[Exercise aim] Write out the listing below again, precisely as it is given.

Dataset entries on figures
##########

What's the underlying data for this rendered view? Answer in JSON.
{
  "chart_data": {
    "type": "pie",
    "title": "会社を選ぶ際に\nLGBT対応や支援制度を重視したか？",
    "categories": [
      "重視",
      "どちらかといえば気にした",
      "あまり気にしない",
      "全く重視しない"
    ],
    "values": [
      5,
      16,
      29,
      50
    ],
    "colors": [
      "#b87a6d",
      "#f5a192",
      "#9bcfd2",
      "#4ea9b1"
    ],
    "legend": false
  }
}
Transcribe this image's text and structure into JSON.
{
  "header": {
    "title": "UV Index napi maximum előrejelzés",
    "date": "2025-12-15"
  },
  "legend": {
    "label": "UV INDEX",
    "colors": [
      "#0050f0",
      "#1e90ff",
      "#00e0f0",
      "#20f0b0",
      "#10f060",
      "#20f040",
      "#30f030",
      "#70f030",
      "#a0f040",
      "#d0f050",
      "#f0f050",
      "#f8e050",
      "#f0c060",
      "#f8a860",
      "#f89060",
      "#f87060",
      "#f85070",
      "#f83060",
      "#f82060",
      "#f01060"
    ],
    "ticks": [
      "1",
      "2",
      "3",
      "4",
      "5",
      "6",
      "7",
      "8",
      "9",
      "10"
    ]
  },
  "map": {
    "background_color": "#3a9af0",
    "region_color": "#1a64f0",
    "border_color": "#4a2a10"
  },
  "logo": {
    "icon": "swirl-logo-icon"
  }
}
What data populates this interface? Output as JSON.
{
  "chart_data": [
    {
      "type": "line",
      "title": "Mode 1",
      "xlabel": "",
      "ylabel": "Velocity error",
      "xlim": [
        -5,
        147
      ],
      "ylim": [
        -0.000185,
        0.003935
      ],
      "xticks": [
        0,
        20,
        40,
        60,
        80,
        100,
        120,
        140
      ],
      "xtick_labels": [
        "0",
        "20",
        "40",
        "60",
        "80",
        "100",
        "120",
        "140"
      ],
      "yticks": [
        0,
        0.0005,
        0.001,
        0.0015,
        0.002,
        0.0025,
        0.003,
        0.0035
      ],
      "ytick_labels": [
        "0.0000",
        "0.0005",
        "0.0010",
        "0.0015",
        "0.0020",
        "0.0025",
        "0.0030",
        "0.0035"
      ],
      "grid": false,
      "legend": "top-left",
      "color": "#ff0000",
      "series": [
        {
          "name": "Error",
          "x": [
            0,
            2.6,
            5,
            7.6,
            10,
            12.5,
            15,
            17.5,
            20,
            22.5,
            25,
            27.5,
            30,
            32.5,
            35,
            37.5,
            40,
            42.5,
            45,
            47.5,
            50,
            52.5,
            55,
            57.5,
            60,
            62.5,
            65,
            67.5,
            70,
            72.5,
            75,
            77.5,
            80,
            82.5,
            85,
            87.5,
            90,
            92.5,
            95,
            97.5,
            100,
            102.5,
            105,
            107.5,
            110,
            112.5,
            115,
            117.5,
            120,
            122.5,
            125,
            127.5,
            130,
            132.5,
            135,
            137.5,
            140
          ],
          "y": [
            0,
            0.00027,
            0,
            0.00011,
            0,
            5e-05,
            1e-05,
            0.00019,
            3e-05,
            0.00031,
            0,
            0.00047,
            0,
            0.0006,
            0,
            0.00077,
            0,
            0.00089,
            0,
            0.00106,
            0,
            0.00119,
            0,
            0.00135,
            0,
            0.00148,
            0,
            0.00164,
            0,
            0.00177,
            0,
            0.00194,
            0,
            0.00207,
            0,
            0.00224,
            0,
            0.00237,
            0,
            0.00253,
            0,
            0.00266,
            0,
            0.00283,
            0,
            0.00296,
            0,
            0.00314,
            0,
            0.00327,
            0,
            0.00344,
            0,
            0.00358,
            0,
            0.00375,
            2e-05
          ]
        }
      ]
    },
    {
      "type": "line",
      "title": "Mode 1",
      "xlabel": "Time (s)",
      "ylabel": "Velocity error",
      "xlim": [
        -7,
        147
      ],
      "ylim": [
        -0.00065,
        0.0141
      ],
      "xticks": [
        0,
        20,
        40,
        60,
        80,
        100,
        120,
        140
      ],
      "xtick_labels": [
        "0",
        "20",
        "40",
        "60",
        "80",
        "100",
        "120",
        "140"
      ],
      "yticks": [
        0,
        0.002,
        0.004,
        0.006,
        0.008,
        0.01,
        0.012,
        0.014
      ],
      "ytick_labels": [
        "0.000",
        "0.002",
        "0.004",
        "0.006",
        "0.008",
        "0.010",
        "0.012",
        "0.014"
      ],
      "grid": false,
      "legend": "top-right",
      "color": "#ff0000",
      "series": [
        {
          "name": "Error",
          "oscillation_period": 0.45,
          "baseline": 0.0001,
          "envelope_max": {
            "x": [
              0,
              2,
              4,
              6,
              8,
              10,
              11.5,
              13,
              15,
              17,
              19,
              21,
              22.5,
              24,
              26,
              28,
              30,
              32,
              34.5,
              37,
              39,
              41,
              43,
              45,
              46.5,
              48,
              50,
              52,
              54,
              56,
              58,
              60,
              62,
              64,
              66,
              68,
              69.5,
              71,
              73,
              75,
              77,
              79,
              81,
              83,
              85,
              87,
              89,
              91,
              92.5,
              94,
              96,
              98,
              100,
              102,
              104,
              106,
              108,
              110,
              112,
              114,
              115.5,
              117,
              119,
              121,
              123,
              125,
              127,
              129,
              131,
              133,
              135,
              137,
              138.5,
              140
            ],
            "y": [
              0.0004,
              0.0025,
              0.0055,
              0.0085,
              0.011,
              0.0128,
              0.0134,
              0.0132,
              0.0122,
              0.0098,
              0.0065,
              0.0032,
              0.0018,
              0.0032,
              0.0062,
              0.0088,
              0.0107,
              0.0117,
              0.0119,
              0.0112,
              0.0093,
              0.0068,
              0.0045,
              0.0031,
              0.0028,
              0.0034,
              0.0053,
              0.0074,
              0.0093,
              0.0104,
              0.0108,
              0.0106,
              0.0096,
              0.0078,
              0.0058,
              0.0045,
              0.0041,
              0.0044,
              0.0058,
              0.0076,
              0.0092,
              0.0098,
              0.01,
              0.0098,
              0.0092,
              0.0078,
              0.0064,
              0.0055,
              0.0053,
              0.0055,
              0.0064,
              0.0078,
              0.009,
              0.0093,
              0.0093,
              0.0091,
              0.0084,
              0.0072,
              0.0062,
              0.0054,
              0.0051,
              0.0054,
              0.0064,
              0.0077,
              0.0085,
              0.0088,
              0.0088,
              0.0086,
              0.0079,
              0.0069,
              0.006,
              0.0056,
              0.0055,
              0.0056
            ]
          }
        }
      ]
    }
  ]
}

##########

[Written response]
What's the underlying data for this rendered view? Answer in JSON.
{
  "chart_data": {
    "type": "pie",
    "title": "会社を選ぶ際に\nLGBT対応や支援制度を重視したか？",
    "categories": [
      "重視",
      "どちらかといえば気にした",
      "あまり気にしない",
      "全く重視しない"
    ],
    "values": [
      5,
      16,
      29,
      50
    ],
    "colors": [
      "#b87a6d",
      "#f5a192",
      "#9bcfd2",
      "#4ea9b1"
    ],
    "legend": false
  }
}
Transcribe this image's text and structure into JSON.
{
  "header": {
    "title": "UV Index napi maximum előrejelzés",
    "date": "2025-12-15"
  },
  "legend": {
    "label": "UV INDEX",
    "colors": [
      "#0050f0",
      "#1e90ff",
      "#00e0f0",
      "#20f0b0",
      "#10f060",
      "#20f040",
      "#30f030",
      "#70f030",
      "#a0f040",
      "#d0f050",
      "#f0f050",
      "#f8e050",
      "#f0c060",
      "#f8a860",
      "#f89060",
      "#f87060",
      "#f85070",
      "#f83060",
      "#f82060",
      "#f01060"
    ],
    "ticks": [
      "1",
      "2",
      "3",
      "4",
      "5",
      "6",
      "7",
      "8",
      "9",
      "10"
    ]
  },
  "map": {
    "background_color": "#3a9af0",
    "region_color": "#1a64f0",
    "border_color": "#4a2a10"
  },
  "logo": {
    "icon": "swirl-logo-icon"
  }
}
What data populates this interface? Output as JSON.
{
  "chart_data": [
    {
      "type": "line",
      "title": "Mode 1",
      "xlabel": "",
      "ylabel": "Velocity error",
      "xlim": [
        -5,
        147
      ],
      "ylim": [
        -0.000185,
        0.003935
      ],
      "xticks": [
        0,
        20,
        40,
        60,
        80,
        100,
        120,
        140
      ],
      "xtick_labels": [
        "0",
        "20",
        "40",
        "60",
        "80",
        "100",
        "120",
        "140"
      ],
      "yticks": [
        0,
        0.0005,
        0.001,
        0.0015,
        0.002,
        0.0025,
        0.003,
        0.0035
      ],
      "ytick_labels": [
        "0.0000",
        "0.0005",
        "0.0010",
        "0.0015",
        "0.0020",
        "0.0025",
        "0.0030",
        "0.0035"
      ],
      "grid": false,
      "legend": "top-left",
      "color": "#ff0000",
      "series": [
        {
          "name": "Error",
          "x": [
            0,
            2.6,
            5,
            7.6,
            10,
            12.5,
            15,
            17.5,
            20,
            22.5,
            25,
            27.5,
            30,
            32.5,
            35,
            37.5,
            40,
            42.5,
            45,
            47.5,
            50,
            52.5,
            55,
            57.5,
            60,
            62.5,
            65,
            67.5,
            70,
            72.5,
            75,
            77.5,
            80,
            82.5,
            85,
            87.5,
            90,
            92.5,
            95,
            97.5,
            100,
            102.5,
            105,
            107.5,
            110,
            112.5,
            115,
            117.5,
            120,
            122.5,
            125,
            127.5,
            130,
            132.5,
            135,
            137.5,
            140
          ],
          "y": [
            0,
            0.00027,
            0,
            0.00011,
            0,
            5e-05,
            1e-05,
            0.00019,
            3e-05,
            0.00031,
            0,
            0.00047,
            0,
            0.0006,
            0,
            0.00077,
            0,
            0.00089,
            0,
            0.00106,
            0,
            0.00119,
            0,
            0.00135,
            0,
            0.00148,
            0,
            0.00164,
            0,
            0.00177,
            0,
            0.00194,
            0,
            0.00207,
            0,
            0.00224,
            0,
            0.00237,
            0,
            0.00253,
            0,
            0.00266,
            0,
            0.00283,
            0,
            0.00296,
            0,
            0.00314,
            0,
            0.00327,
            0,
            0.00344,
            0,
            0.00358,
            0,
            0.00375,
            2e-05
          ]
        }
      ]
    },
    {
      "type": "line",
      "title": "Mode 1",
      "xlabel": "Time (s)",
      "ylabel": "Velocity error",
      "xlim": [
        -7,
        147
      ],
      "ylim": [
        -0.00065,
        0.0141
      ],
      "xticks": [
        0,
        20,
        40,
        60,
        80,
        100,
        120,
        140
      ],
      "xtick_labels": [
        "0",
        "20",
        "40",
        "60",
        "80",
        "100",
        "120",
        "140"
      ],
      "yticks": [
        0,
        0.002,
        0.004,
        0.006,
        0.008,
        0.01,
        0.012,
        0.014
      ],
      "ytick_labels": [
        "0.000",
        "0.002",
        "0.004",
        "0.006",
        "0.008",
        "0.010",
        "0.012",
        "0.014"
      ],
      "grid": false,
      "legend": "top-right",
      "color": "#ff0000",
      "series": [
        {
          "name": "Error",
          "oscillation_period": 0.45,
          "baseline": 0.0001,
          "envelope_max": {
            "x": [
              0,
              2,
              4,
              6,
              8,
              10,
              11.5,
              13,
              15,
              17,
              19,
              21,
              22.5,
              24,
              26,
              28,
              30,
              32,
              34.5,
              37,
              39,
              41,
              43,
              45,
              46.5,
              48,
              50,
              52,
              54,
              56,
              58,
              60,
              62,
              64,
              66,
              68,
              69.5,
              71,
              73,
              75,
              77,
              79,
              81,
              83,
              85,
              87,
              89,
              91,
              92.5,
              94,
              96,
              98,
              100,
              102,
              104,
              106,
              108,
              110,
              112,
              114,
              115.5,
              117,
              119,
              121,
              123,
              125,
              127,
              129,
              131,
              133,
              135,
              137,
              138.5,
              140
            ],
            "y": [
              0.0004,
              0.0025,
              0.0055,
              0.0085,
              0.011,
              0.0128,
              0.0134,
              0.0132,
              0.0122,
              0.0098,
              0.0065,
              0.0032,
              0.0018,
              0.0032,
              0.0062,
              0.0088,
              0.0107,
              0.0117,
              0.0119,
              0.0112,
              0.0093,
              0.0068,
              0.0045,
              0.0031,
              0.0028,
              0.0034,
              0.0053,
              0.0074,
              0.0093,
              0.0104,
              0.0108,
              0.0106,
              0.0096,
              0.0078,
              0.0058,
              0.0045,
              0.0041,
              0.0044,
              0.0058,
              0.0076,
              0.0092,
              0.0098,
              0.01,
              0.0098,
              0.0092,
              0.0078,
              0.0064,
              0.0055,
              0.0053,
              0.0055,
              0.0064,
              0.0078,
              0.009,
              0.0093,
              0.0093,
              0.0091,
              0.0084,
              0.0072,
              0.0062,
              0.0054,
              0.0051,
              0.0054,
              0.0064,
              0.0077,
              0.0085,
              0.0088,
              0.0088,
              0.0086,
              0.0079,
              0.0069,
              0.006,
              0.0056,
              0.0055,
              0.0056
            ]
          }
        }
      ]
    }
  ]
}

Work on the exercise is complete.